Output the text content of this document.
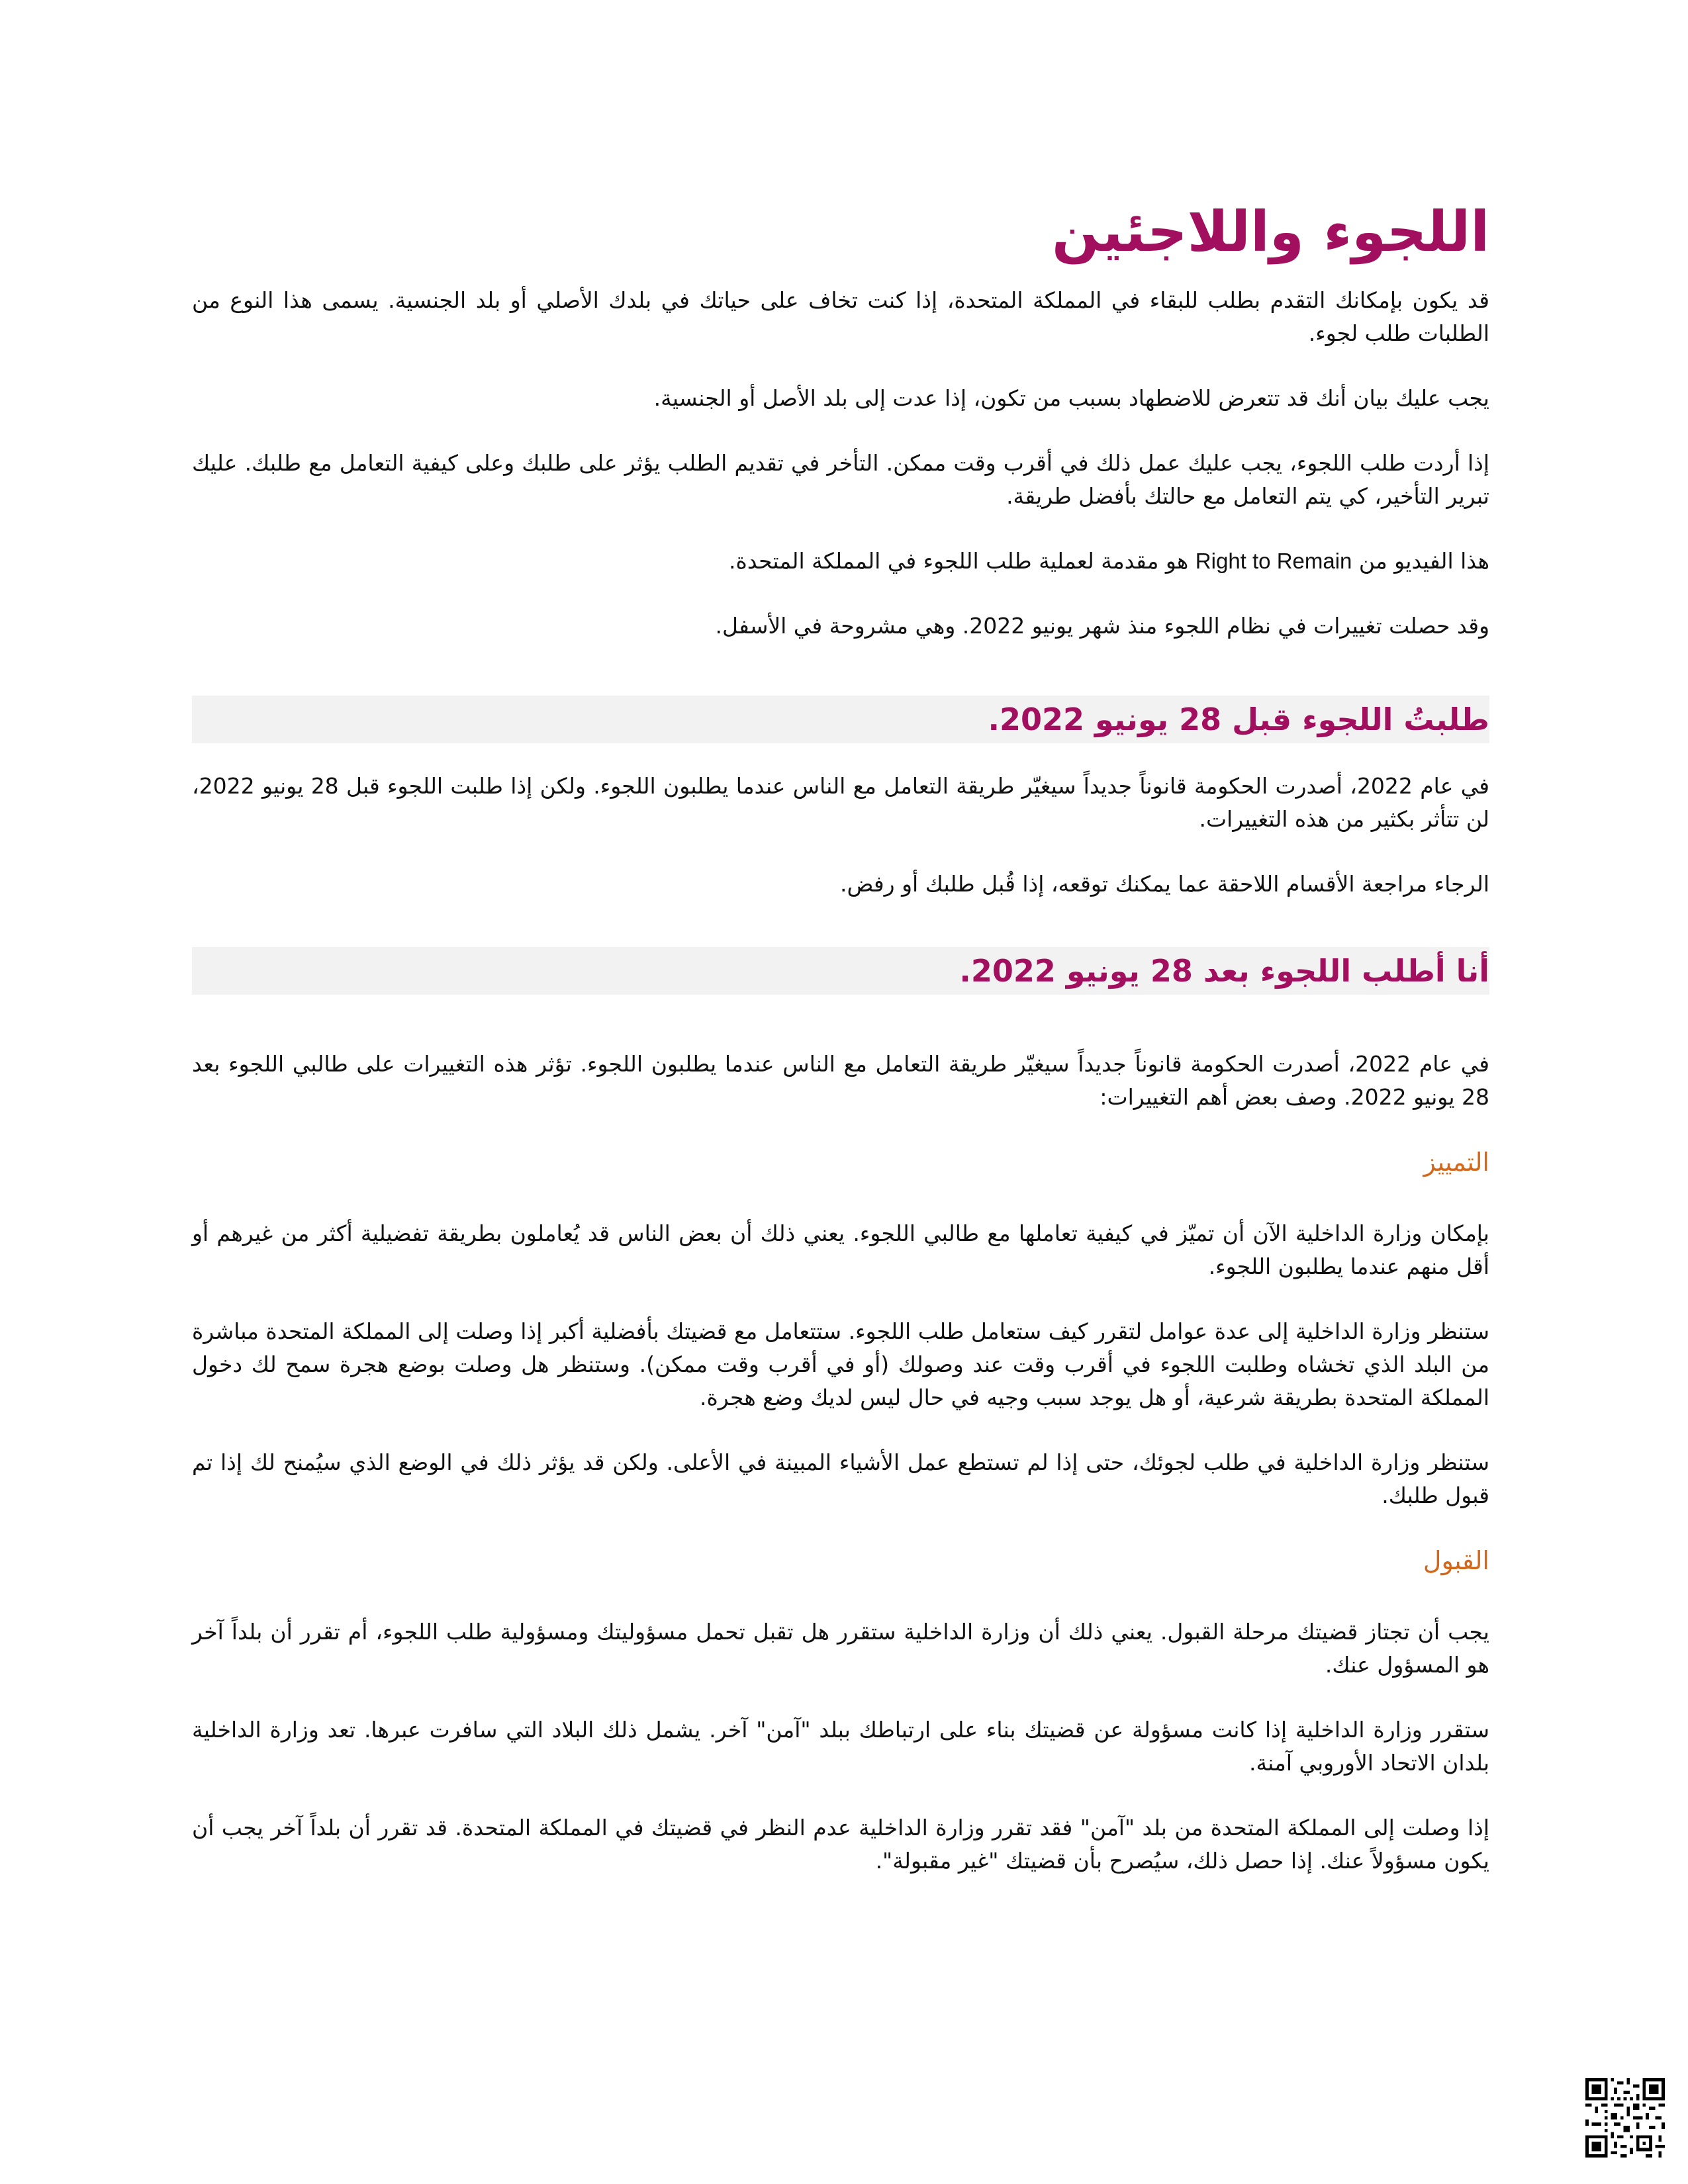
اللجوء واللاجئين

قد يكون بإمكانك التقدم بطلب للبقاء في المملكة المتحدة، إذا كنت تخاف على حياتك في بلدك الأصلي أو بلد الجنسية. يسمى هذا النوع من الطلبات طلب لجوء.

يجب عليك بيان أنك قد تتعرض للاضطهاد بسبب من تكون، إذا عدت إلى بلد الأصل أو الجنسية.

إذا أردت طلب اللجوء، يجب عليك عمل ذلك في أقرب وقت ممكن. التأخر في تقديم الطلب يؤثر على طلبك وعلى كيفية التعامل مع طلبك. عليك تبرير التأخير، كي يتم التعامل مع حالتك بأفضل طريقة.

هذا الفيديو من Right to Remain هو مقدمة لعملية طلب اللجوء في المملكة المتحدة.

وقد حصلت تغييرات في نظام اللجوء منذ شهر يونيو 2022. وهي مشروحة في الأسفل.

طلبتُ اللجوء قبل 28 يونيو 2022.

في عام 2022، أصدرت الحكومة قانوناً جديداً سيغيّر طريقة التعامل مع الناس عندما يطلبون اللجوء. ولكن إذا طلبت اللجوء قبل 28 يونيو 2022، لن تتأثر بكثير من هذه التغييرات.

الرجاء مراجعة الأقسام اللاحقة عما يمكنك توقعه، إذا قُبل طلبك أو رفض.

أنا أطلب اللجوء بعد 28 يونيو 2022.

في عام 2022، أصدرت الحكومة قانوناً جديداً سيغيّر طريقة التعامل مع الناس عندما يطلبون اللجوء. تؤثر هذه التغييرات على طالبي اللجوء بعد 28 يونيو 2022. وصف بعض أهم التغييرات:

التمييز

بإمكان وزارة الداخلية الآن أن تميّز في كيفية تعاملها مع طالبي اللجوء. يعني ذلك أن بعض الناس قد يُعاملون بطريقة تفضيلية أكثر من غيرهم أو أقل منهم عندما يطلبون اللجوء.

ستنظر وزارة الداخلية إلى عدة عوامل لتقرر كيف ستعامل طلب اللجوء. ستتعامل مع قضيتك بأفضلية أكبر إذا وصلت إلى المملكة المتحدة مباشرة من البلد الذي تخشاه وطلبت اللجوء في أقرب وقت عند وصولك (أو في أقرب وقت ممكن). وستنظر هل وصلت بوضع هجرة سمح لك دخول المملكة المتحدة بطريقة شرعية، أو هل يوجد سبب وجيه في حال ليس لديك وضع هجرة.

ستنظر وزارة الداخلية في طلب لجوئك، حتى إذا لم تستطع عمل الأشياء المبينة في الأعلى. ولكن قد يؤثر ذلك في الوضع الذي سيُمنح لك إذا تم قبول طلبك.

القبول

يجب أن تجتاز قضيتك مرحلة القبول. يعني ذلك أن وزارة الداخلية ستقرر هل تقبل تحمل مسؤوليتك ومسؤولية طلب اللجوء، أم تقرر أن بلداً آخر هو المسؤول عنك.

ستقرر وزارة الداخلية إذا كانت مسؤولة عن قضيتك بناء على ارتباطك ببلد "آمن" آخر. يشمل ذلك البلاد التي سافرت عبرها. تعد وزارة الداخلية بلدان الاتحاد الأوروبي آمنة.

إذا وصلت إلى المملكة المتحدة من بلد "آمن" فقد تقرر وزارة الداخلية عدم النظر في قضيتك في المملكة المتحدة. قد تقرر أن بلداً آخر يجب أن يكون مسؤولاً عنك. إذا حصل ذلك، سيُصرح بأن قضيتك "غير مقبولة".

--------------------

CHALLENGE: Check each line of the records above for "يعني", and copy those that have it.

RESULT FOR THIS EXERCISE:
بإمكان وزارة الداخلية الآن أن تميّز في كيفية تعاملها مع طالبي اللجوء. يعني ذلك أن بعض الناس قد يُعاملون بطريقة تفضيلية أكثر من غيرهم أو أقل منهم عندما يطلبون اللجوء.
يجب أن تجتاز قضيتك مرحلة القبول. يعني ذلك أن وزارة الداخلية ستقرر هل تقبل تحمل مسؤوليتك ومسؤولية طلب اللجوء، أم تقرر أن بلداً آخر هو المسؤول عنك.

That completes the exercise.